## PROBLEM TO WORK ON
Your task is to copy each line that has the word "name".

Figure dataset records
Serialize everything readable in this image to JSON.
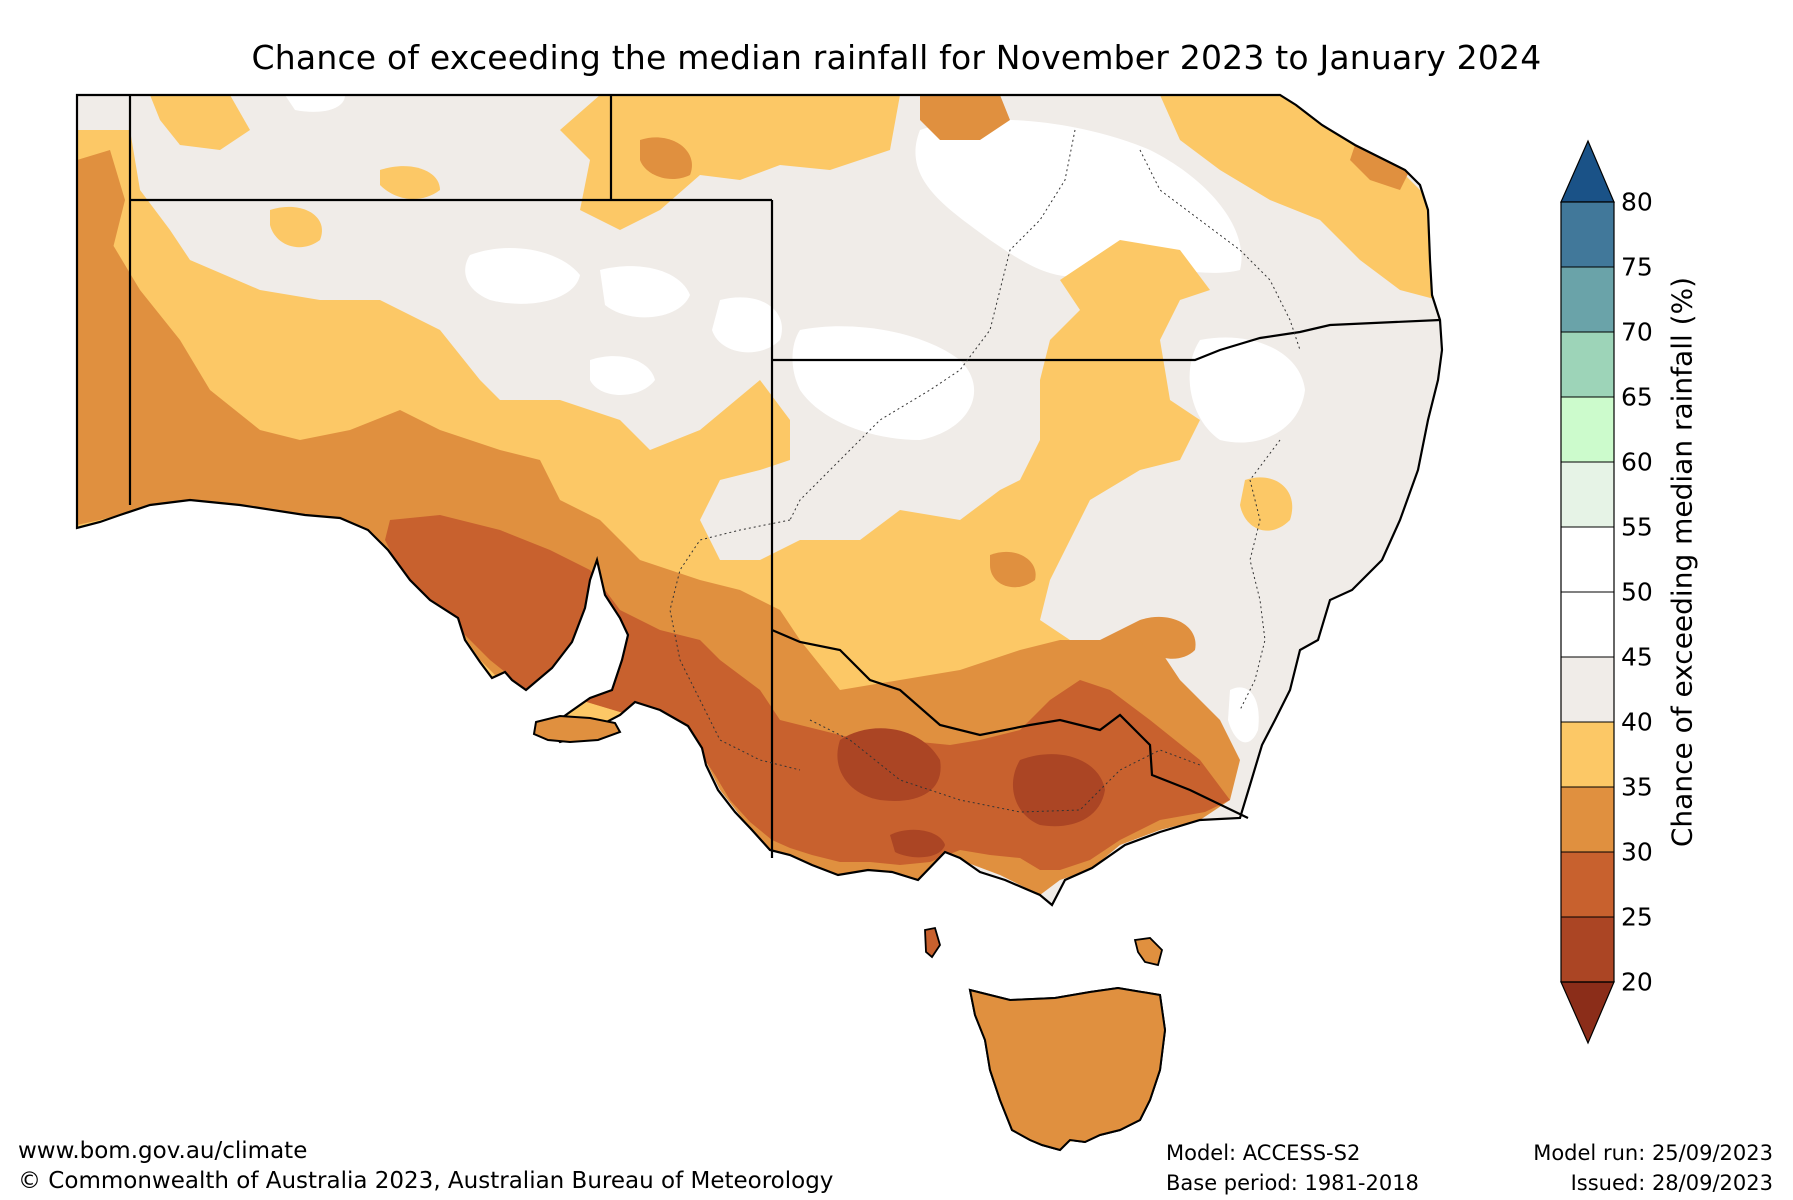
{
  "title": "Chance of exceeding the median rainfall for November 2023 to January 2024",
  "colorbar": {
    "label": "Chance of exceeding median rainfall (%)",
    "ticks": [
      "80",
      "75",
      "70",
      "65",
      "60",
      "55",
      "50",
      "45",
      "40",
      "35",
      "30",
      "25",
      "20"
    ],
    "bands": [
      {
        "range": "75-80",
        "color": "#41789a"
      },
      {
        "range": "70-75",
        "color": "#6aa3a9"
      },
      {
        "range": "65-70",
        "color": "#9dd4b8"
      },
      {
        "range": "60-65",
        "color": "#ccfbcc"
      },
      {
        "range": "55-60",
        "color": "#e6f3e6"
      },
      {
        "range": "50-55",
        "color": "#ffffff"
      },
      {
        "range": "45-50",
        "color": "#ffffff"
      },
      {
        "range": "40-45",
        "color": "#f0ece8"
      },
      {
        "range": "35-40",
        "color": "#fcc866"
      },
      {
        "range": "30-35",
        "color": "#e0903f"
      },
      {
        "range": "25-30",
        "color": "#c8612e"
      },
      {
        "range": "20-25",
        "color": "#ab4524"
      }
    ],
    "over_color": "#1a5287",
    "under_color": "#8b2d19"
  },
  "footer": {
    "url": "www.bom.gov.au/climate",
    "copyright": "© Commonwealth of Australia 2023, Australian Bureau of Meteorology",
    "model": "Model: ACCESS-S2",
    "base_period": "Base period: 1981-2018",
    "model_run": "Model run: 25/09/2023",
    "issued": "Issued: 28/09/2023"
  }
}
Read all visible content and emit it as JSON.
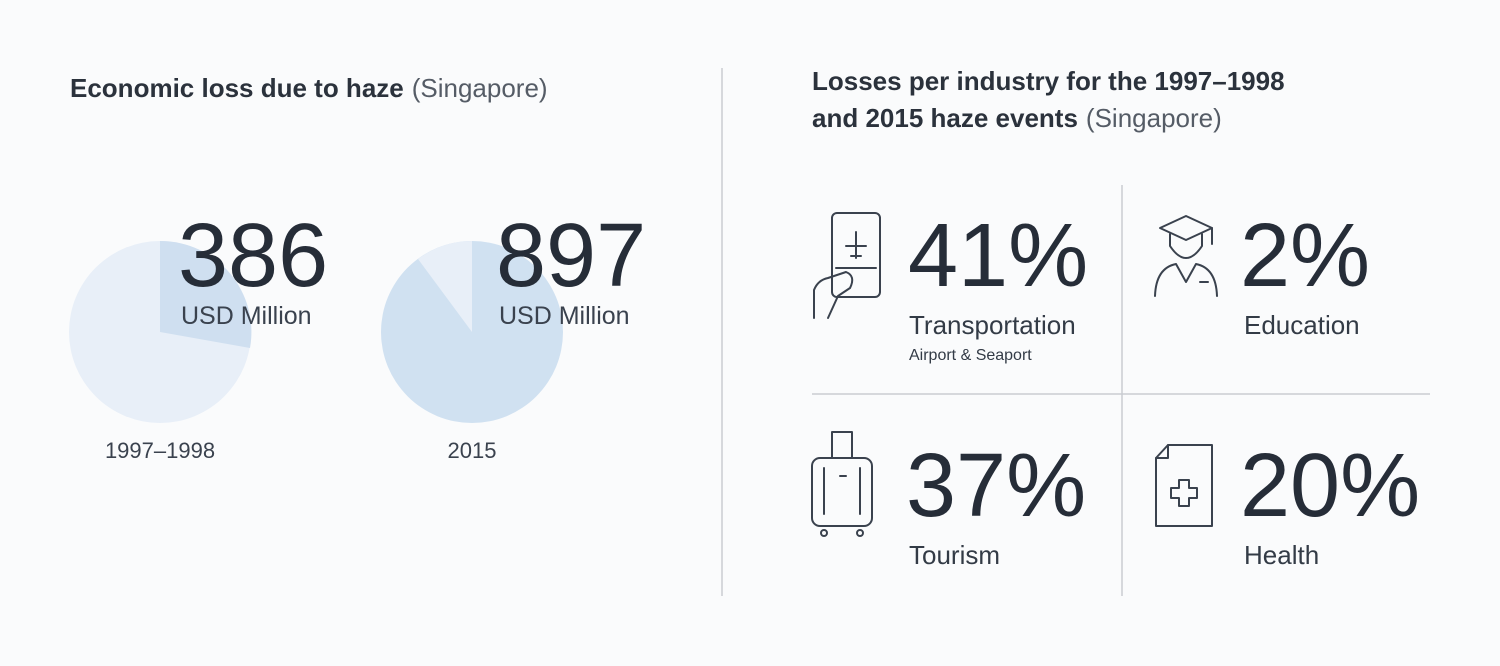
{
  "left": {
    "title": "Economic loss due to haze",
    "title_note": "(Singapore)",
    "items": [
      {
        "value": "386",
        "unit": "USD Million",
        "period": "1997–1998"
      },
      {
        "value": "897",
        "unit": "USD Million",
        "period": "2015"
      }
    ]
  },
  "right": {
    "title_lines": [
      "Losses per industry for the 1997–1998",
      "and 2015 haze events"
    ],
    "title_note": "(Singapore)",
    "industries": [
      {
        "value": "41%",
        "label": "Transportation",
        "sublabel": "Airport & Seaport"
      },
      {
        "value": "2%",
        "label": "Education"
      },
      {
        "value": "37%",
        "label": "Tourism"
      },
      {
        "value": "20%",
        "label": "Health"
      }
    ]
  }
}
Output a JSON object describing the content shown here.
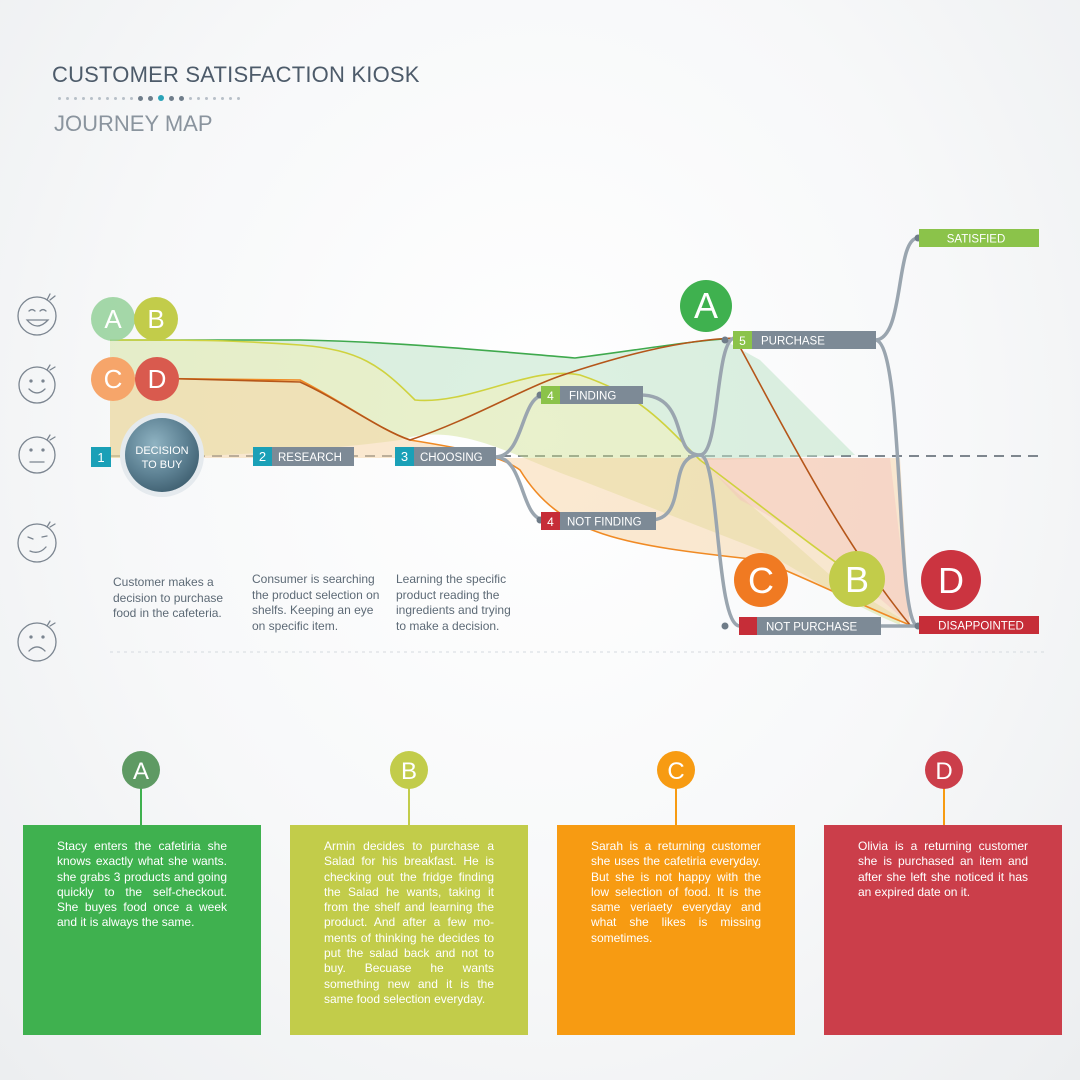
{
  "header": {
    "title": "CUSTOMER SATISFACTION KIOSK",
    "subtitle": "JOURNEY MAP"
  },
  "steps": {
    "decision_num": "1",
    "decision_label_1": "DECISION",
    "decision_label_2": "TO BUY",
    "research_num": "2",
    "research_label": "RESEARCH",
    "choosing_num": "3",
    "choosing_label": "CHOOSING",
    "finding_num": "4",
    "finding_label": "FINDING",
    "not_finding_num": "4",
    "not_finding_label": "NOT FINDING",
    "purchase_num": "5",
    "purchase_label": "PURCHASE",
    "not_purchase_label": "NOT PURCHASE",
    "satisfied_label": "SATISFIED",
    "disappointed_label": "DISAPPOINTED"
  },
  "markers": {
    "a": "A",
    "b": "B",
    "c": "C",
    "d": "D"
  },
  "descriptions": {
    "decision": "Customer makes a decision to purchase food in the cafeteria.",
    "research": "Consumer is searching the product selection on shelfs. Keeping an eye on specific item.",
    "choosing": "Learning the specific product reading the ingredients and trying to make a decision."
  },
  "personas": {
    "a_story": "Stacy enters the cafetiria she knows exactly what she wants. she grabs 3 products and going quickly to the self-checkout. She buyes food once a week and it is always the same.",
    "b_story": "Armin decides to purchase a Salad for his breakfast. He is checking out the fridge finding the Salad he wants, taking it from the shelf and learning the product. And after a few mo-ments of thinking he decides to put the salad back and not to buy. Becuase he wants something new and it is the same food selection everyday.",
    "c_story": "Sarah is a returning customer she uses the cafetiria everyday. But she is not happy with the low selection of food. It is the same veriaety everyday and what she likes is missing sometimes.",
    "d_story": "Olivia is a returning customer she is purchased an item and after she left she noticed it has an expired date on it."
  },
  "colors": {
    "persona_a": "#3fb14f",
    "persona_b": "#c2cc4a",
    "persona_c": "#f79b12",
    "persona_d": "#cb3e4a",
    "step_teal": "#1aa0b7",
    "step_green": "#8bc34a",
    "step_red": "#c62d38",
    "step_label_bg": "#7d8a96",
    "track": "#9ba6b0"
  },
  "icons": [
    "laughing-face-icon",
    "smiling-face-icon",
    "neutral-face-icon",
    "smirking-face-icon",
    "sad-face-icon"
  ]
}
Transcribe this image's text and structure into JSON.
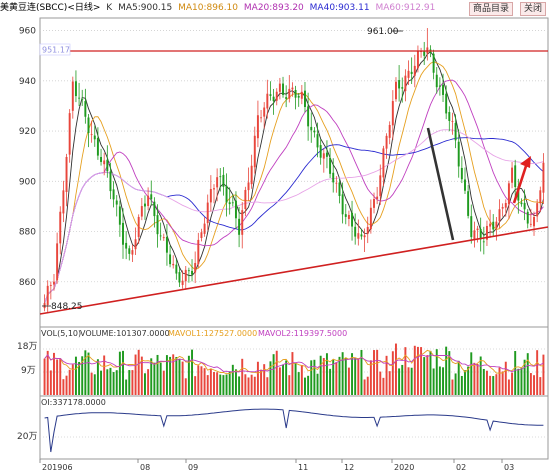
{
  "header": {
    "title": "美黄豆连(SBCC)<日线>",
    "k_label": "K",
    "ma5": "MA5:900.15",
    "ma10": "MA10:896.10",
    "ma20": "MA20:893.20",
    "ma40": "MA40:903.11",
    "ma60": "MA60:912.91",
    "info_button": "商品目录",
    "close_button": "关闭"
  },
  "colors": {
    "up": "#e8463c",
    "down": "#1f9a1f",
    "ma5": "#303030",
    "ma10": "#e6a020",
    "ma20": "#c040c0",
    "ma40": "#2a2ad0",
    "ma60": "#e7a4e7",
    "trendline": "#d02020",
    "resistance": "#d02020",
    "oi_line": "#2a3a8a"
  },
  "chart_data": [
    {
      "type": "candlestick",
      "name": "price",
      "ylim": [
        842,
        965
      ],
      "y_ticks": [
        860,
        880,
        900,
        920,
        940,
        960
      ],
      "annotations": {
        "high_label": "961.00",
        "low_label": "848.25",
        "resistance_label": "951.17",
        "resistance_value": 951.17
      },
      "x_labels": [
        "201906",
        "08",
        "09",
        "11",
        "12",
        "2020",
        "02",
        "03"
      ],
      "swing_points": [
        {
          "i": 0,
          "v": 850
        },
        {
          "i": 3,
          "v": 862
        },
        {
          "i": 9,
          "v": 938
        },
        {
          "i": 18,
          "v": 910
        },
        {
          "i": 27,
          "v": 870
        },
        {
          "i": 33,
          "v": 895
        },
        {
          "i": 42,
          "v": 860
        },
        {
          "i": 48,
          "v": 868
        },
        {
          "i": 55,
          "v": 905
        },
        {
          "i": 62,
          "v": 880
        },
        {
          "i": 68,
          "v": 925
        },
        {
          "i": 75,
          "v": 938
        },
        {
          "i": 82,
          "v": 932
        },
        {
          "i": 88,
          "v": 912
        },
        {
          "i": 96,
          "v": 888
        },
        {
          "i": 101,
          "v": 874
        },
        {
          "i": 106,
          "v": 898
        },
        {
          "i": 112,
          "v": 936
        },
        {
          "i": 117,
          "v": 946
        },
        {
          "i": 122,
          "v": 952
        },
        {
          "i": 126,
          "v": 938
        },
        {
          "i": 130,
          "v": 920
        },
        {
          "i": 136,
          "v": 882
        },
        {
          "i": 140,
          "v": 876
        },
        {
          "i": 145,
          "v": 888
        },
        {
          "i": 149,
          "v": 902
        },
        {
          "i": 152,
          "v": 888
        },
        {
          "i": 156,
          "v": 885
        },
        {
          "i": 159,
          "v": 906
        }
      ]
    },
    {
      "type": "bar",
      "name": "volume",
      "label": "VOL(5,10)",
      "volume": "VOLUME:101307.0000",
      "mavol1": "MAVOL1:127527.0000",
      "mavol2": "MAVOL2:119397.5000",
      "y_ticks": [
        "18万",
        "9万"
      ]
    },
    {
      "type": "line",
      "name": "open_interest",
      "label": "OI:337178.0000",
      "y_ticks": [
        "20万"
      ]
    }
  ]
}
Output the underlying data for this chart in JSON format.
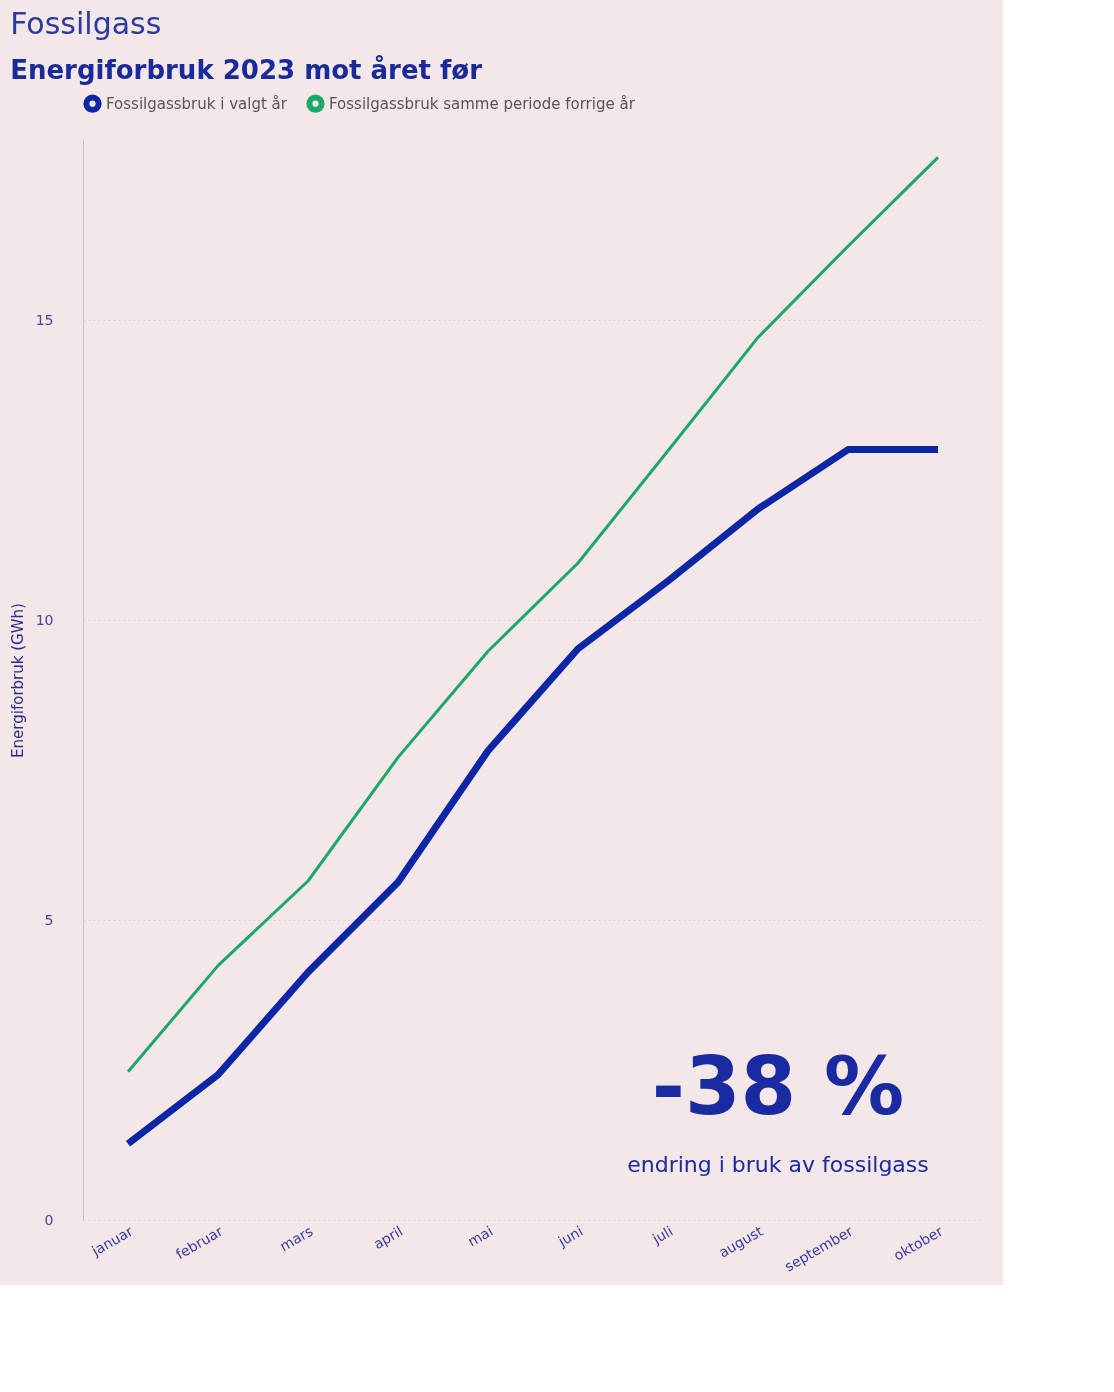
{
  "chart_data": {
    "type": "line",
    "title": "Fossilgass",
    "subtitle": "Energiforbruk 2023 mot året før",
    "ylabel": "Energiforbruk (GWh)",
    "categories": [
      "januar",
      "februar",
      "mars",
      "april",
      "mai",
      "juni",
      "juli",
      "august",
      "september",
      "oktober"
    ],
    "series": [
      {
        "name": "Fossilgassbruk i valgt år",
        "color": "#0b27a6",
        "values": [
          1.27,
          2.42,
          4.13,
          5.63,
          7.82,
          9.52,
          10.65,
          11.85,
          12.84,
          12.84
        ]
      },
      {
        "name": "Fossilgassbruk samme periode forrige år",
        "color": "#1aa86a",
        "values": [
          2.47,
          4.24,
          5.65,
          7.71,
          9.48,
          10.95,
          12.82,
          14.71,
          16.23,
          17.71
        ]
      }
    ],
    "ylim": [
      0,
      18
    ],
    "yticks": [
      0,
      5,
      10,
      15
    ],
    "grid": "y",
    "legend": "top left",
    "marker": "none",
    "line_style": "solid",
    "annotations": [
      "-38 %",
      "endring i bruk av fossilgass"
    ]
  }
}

## EXERCISE SOLUTION
      "name": "price",
      "name": "volume",
      "name": "open_interest",
        "name": "Fossilgassbruk i valgt år",
        "name": "Fossilgassbruk samme periode forrige år",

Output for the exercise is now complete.